MATERIAL PROVIDED:
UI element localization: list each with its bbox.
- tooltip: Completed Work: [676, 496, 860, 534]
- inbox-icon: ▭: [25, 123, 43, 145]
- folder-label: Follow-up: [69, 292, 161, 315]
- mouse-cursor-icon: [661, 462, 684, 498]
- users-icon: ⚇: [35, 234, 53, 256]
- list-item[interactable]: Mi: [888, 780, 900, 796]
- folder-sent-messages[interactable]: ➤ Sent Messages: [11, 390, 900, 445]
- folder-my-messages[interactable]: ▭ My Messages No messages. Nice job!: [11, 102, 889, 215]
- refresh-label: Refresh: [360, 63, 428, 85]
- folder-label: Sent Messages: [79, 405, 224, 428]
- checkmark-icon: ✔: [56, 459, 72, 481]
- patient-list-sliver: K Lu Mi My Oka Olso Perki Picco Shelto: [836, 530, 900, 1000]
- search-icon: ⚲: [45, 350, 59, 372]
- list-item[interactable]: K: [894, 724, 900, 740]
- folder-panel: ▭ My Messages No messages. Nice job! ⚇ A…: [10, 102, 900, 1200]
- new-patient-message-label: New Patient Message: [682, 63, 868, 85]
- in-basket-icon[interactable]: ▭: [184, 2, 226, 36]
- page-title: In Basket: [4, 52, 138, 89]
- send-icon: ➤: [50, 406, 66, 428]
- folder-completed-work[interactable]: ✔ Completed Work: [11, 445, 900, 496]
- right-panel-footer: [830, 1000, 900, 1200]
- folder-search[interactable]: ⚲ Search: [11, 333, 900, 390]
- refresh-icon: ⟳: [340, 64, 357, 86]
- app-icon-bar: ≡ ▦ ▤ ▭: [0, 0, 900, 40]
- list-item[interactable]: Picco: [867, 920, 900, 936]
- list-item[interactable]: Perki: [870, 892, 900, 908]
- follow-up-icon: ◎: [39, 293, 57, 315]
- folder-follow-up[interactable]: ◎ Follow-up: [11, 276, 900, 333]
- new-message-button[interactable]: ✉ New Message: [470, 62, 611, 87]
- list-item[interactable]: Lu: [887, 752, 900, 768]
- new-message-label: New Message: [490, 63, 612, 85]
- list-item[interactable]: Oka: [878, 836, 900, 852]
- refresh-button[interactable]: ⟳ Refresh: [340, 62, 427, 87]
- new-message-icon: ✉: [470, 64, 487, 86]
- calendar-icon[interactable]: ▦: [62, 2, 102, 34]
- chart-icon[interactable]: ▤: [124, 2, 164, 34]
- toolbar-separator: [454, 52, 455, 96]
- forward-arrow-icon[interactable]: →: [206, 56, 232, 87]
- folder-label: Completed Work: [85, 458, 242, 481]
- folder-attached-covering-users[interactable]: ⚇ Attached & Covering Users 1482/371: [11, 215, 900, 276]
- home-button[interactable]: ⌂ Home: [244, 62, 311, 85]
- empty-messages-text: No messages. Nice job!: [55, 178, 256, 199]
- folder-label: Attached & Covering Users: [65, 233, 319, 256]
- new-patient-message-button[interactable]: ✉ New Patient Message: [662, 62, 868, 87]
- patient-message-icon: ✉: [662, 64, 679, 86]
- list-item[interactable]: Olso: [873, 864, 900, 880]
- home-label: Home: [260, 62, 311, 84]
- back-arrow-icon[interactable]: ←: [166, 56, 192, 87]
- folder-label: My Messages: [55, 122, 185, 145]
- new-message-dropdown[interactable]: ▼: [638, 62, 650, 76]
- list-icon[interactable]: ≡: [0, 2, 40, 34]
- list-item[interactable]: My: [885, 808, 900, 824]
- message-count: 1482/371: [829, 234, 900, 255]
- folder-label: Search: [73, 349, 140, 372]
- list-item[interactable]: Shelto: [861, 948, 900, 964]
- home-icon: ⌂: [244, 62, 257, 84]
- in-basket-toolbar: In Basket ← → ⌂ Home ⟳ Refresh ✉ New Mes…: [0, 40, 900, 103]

PROBLEM TO WORK ON: Rewrite all the entries above, changing every "folder-label" to "folder-title" and leaving everything else as it is.

THE REPLY:
UI element localization: list each with its bbox.
- tooltip: Completed Work: [676, 496, 860, 534]
- inbox-icon: ▭: [25, 123, 43, 145]
- folder-title: Follow-up: [69, 292, 161, 315]
- mouse-cursor-icon: [661, 462, 684, 498]
- users-icon: ⚇: [35, 234, 53, 256]
- list-item[interactable]: Mi: [888, 780, 900, 796]
- folder-sent-messages[interactable]: ➤ Sent Messages: [11, 390, 900, 445]
- folder-my-messages[interactable]: ▭ My Messages No messages. Nice job!: [11, 102, 889, 215]
- refresh-label: Refresh: [360, 63, 428, 85]
- folder-title: Sent Messages: [79, 405, 224, 428]
- checkmark-icon: ✔: [56, 459, 72, 481]
- patient-list-sliver: K Lu Mi My Oka Olso Perki Picco Shelto: [836, 530, 900, 1000]
- search-icon: ⚲: [45, 350, 59, 372]
- list-item[interactable]: K: [894, 724, 900, 740]
- folder-panel: ▭ My Messages No messages. Nice job! ⚇ A…: [10, 102, 900, 1200]
- new-patient-message-label: New Patient Message: [682, 63, 868, 85]
- in-basket-icon[interactable]: ▭: [184, 2, 226, 36]
- page-title: In Basket: [4, 52, 138, 89]
- send-icon: ➤: [50, 406, 66, 428]
- folder-completed-work[interactable]: ✔ Completed Work: [11, 445, 900, 496]
- right-panel-footer: [830, 1000, 900, 1200]
- folder-search[interactable]: ⚲ Search: [11, 333, 900, 390]
- refresh-icon: ⟳: [340, 64, 357, 86]
- app-icon-bar: ≡ ▦ ▤ ▭: [0, 0, 900, 40]
- list-item[interactable]: Picco: [867, 920, 900, 936]
- list-item[interactable]: Perki: [870, 892, 900, 908]
- follow-up-icon: ◎: [39, 293, 57, 315]
- folder-follow-up[interactable]: ◎ Follow-up: [11, 276, 900, 333]
- new-message-button[interactable]: ✉ New Message: [470, 62, 611, 87]
- list-item[interactable]: Lu: [887, 752, 900, 768]
- new-message-label: New Message: [490, 63, 612, 85]
- list-item[interactable]: Oka: [878, 836, 900, 852]
- refresh-button[interactable]: ⟳ Refresh: [340, 62, 427, 87]
- new-message-icon: ✉: [470, 64, 487, 86]
- calendar-icon[interactable]: ▦: [62, 2, 102, 34]
- chart-icon[interactable]: ▤: [124, 2, 164, 34]
- toolbar-separator: [454, 52, 455, 96]
- forward-arrow-icon[interactable]: →: [206, 56, 232, 87]
- folder-title: Completed Work: [85, 458, 242, 481]
- folder-attached-covering-users[interactable]: ⚇ Attached & Covering Users 1482/371: [11, 215, 900, 276]
- home-button[interactable]: ⌂ Home: [244, 62, 311, 85]
- empty-messages-text: No messages. Nice job!: [55, 178, 256, 199]
- folder-title: Attached & Covering Users: [65, 233, 319, 256]
- new-patient-message-button[interactable]: ✉ New Patient Message: [662, 62, 868, 87]
- patient-message-icon: ✉: [662, 64, 679, 86]
- list-item[interactable]: Olso: [873, 864, 900, 880]
- home-label: Home: [260, 62, 311, 84]
- back-arrow-icon[interactable]: ←: [166, 56, 192, 87]
- folder-title: My Messages: [55, 122, 185, 145]
- new-message-dropdown[interactable]: ▼: [638, 62, 650, 76]
- list-icon[interactable]: ≡: [0, 2, 40, 34]
- list-item[interactable]: My: [885, 808, 900, 824]
- message-count: 1482/371: [829, 234, 900, 255]
- folder-title: Search: [73, 349, 140, 372]
- list-item[interactable]: Shelto: [861, 948, 900, 964]
- home-icon: ⌂: [244, 62, 257, 84]
- in-basket-toolbar: In Basket ← → ⌂ Home ⟳ Refresh ✉ New Mes…: [0, 40, 900, 103]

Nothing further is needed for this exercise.